> [Work to complete] Find the string "through" in the data, then copy every line where it is found.

— Start Working data —

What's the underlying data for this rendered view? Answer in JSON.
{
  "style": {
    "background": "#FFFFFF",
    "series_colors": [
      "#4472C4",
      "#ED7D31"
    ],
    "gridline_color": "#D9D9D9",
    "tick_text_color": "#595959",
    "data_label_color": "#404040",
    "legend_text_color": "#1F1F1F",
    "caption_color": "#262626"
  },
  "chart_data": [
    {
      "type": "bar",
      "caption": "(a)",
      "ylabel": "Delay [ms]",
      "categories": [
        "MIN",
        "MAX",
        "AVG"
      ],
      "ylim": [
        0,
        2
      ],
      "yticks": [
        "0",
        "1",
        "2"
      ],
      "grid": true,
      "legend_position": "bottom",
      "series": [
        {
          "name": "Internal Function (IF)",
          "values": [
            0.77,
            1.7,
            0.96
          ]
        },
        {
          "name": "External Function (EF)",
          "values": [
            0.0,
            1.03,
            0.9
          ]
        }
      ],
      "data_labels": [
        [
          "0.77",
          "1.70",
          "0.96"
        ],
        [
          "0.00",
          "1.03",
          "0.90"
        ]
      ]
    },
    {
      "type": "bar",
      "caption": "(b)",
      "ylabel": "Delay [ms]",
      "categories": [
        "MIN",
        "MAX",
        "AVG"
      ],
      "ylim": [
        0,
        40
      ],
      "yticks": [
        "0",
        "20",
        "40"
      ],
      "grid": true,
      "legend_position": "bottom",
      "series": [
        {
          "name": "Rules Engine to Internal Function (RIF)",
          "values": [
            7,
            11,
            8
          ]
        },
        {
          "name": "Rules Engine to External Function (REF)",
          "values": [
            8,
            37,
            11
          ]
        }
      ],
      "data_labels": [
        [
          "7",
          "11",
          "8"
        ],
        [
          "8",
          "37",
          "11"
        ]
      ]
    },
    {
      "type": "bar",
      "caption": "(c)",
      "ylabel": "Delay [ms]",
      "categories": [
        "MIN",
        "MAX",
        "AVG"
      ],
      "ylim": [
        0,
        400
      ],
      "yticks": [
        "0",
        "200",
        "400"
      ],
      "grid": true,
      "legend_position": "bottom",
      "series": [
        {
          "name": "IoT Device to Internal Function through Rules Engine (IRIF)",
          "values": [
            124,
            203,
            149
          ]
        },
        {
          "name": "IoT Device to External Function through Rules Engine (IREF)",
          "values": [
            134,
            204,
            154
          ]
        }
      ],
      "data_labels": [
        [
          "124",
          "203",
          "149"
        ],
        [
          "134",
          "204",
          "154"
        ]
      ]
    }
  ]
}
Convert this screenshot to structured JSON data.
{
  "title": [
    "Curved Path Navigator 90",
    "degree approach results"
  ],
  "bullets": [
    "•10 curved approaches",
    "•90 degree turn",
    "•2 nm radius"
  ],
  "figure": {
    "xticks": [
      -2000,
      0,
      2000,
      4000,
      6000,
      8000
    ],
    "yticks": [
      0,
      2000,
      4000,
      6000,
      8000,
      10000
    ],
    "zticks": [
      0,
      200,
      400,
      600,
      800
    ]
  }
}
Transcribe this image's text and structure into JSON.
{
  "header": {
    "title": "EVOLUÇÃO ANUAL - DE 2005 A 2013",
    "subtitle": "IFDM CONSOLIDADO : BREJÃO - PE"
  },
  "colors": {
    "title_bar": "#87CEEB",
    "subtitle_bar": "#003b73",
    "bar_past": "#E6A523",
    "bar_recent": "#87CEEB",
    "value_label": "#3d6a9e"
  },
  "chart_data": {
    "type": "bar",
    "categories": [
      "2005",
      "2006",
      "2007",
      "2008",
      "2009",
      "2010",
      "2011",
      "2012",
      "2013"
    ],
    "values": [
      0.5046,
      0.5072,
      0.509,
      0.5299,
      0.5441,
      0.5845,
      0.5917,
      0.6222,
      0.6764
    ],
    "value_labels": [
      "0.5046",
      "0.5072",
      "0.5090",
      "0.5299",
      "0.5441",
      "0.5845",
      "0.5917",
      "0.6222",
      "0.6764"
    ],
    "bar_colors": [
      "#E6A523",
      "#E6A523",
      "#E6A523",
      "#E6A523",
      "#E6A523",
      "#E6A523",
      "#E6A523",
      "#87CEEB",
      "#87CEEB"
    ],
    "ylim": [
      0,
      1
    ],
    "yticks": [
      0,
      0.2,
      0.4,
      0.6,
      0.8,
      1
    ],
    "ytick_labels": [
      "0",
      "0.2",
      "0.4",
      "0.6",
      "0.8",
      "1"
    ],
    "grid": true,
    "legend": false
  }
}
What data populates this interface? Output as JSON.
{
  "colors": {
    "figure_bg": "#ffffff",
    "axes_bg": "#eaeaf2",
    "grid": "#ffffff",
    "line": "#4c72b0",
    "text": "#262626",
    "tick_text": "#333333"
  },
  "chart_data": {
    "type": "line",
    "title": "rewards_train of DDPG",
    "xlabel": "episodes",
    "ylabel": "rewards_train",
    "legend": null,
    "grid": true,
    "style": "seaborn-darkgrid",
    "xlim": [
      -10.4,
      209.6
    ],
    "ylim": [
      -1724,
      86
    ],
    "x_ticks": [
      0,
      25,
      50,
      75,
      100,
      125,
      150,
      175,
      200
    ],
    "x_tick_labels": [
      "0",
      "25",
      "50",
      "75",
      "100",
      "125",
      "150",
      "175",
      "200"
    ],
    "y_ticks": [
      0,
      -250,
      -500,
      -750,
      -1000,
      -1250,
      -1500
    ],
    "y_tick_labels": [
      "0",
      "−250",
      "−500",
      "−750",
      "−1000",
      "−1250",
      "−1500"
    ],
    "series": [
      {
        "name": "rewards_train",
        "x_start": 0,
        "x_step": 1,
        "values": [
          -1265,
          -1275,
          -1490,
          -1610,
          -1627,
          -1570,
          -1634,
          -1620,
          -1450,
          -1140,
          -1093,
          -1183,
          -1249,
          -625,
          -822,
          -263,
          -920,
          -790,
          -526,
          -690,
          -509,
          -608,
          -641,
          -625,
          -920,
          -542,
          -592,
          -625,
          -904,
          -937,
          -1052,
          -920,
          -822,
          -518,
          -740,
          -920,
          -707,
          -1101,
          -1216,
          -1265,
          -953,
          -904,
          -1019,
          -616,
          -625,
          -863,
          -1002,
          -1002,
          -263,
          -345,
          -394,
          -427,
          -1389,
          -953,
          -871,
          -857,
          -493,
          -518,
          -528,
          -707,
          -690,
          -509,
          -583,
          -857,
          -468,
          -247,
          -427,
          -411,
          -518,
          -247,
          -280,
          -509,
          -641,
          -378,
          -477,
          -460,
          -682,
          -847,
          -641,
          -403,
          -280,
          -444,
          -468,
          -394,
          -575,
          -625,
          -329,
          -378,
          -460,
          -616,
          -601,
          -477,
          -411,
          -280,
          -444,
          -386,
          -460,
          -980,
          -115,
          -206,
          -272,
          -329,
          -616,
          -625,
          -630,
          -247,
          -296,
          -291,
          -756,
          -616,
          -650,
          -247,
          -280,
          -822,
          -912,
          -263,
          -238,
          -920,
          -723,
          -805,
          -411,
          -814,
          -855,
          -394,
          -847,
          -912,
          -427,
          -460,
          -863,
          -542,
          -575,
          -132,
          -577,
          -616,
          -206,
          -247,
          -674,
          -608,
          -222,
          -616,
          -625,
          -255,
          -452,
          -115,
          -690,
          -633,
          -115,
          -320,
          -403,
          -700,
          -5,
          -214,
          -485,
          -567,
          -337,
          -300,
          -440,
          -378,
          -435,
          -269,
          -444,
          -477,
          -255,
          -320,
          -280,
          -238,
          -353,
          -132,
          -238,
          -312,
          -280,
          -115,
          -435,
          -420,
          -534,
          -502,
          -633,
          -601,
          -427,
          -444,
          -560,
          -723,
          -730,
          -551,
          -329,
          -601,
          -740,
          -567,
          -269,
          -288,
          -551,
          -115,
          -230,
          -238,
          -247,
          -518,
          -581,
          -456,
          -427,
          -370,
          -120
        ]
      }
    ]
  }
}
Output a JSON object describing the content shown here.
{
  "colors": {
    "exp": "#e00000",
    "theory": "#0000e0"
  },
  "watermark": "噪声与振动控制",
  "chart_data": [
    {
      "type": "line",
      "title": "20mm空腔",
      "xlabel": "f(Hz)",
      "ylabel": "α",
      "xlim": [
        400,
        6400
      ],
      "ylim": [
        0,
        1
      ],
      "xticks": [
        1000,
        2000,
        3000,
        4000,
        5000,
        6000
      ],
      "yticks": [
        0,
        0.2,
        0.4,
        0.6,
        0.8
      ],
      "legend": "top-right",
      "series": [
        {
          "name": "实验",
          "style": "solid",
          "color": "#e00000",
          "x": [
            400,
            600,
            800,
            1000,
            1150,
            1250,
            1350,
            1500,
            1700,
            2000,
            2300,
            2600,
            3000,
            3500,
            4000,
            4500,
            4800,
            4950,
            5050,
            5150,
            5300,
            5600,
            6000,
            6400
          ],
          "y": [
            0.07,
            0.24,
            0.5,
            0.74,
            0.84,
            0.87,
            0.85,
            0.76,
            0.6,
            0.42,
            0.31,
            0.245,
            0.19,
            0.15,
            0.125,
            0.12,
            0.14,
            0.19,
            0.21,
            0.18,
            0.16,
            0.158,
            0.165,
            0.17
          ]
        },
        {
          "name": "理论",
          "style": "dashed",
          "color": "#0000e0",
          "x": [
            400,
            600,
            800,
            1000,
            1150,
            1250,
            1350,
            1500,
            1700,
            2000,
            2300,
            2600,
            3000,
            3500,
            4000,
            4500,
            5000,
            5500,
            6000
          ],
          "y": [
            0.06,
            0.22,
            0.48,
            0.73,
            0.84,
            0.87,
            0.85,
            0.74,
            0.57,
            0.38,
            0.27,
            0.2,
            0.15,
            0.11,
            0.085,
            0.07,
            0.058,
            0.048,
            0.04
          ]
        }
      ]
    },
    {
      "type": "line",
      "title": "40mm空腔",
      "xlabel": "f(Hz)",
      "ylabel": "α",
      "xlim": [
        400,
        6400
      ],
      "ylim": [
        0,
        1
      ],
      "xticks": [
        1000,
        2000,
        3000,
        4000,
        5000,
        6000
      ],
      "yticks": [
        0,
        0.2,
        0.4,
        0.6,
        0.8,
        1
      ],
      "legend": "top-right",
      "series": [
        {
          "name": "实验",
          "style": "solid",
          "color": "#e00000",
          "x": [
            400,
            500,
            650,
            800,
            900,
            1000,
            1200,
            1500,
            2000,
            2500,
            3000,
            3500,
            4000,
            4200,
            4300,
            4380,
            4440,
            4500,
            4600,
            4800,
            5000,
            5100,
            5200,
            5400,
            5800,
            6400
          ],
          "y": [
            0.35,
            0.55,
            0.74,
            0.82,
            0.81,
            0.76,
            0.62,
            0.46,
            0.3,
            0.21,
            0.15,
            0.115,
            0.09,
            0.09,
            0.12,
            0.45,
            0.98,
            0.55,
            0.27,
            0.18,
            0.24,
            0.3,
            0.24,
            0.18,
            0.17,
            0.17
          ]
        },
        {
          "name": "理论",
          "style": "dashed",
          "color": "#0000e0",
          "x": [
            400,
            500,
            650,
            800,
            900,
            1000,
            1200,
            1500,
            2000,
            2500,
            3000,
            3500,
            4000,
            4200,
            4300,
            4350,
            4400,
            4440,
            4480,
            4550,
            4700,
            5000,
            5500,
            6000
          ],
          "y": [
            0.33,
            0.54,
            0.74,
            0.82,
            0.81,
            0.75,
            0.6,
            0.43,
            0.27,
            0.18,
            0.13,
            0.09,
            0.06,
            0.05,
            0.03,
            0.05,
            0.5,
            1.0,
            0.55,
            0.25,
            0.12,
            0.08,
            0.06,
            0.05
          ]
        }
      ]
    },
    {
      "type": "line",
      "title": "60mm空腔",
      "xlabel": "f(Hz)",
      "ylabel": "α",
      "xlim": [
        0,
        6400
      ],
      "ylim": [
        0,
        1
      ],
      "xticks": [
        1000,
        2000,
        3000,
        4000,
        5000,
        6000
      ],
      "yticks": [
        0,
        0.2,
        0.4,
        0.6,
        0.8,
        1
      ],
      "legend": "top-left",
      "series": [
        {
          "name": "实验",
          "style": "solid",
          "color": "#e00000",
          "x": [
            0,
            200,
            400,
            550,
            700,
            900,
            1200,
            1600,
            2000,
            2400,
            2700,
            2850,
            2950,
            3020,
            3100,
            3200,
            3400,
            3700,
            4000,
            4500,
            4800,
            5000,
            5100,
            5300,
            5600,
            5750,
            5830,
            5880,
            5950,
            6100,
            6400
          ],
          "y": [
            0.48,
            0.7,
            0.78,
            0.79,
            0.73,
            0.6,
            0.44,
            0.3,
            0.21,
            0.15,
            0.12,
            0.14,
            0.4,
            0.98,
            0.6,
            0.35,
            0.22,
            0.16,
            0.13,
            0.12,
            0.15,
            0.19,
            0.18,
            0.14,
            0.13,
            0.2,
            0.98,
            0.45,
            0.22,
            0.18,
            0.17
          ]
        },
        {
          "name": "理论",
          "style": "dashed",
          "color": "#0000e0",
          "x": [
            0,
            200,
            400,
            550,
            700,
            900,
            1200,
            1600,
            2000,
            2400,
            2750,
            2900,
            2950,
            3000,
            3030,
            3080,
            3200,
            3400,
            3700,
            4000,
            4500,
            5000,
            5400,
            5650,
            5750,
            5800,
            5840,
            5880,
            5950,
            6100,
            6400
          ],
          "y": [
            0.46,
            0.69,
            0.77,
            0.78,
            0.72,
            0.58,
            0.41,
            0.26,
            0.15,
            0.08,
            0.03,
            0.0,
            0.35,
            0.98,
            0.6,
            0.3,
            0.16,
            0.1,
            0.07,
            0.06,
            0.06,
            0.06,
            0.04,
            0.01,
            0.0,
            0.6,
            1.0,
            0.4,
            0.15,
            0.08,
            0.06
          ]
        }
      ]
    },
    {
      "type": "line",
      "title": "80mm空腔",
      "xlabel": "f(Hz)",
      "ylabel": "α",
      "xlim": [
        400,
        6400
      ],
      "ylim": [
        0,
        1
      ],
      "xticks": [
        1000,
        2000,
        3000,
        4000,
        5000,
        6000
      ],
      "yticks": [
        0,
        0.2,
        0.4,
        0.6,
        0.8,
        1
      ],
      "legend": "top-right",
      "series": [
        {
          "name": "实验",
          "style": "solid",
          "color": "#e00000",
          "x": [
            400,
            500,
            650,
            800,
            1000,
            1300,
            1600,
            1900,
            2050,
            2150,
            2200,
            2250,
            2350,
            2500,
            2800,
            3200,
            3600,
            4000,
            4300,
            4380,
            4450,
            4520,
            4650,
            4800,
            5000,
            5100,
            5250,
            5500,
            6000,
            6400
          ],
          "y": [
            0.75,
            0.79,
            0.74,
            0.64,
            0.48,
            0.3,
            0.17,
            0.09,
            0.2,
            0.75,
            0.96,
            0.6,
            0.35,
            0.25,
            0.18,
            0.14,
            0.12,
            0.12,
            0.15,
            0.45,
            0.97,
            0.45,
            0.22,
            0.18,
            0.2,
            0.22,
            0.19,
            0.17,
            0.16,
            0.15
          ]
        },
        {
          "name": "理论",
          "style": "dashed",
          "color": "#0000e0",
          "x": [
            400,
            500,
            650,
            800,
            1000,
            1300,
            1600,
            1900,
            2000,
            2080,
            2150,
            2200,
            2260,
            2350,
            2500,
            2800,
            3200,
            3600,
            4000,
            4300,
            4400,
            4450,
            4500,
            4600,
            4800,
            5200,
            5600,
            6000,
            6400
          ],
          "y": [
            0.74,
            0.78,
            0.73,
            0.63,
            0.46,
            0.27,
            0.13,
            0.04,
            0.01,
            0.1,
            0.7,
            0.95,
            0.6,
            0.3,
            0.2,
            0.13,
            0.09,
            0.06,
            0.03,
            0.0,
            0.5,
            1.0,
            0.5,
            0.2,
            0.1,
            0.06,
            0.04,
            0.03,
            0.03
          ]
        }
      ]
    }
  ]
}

— End Working data —

> [Full solution]
          "name": "IoT Device to Internal Function through Rules Engine (IRIF)",
          "name": "IoT Device to External Function through Rules Engine (IREF)",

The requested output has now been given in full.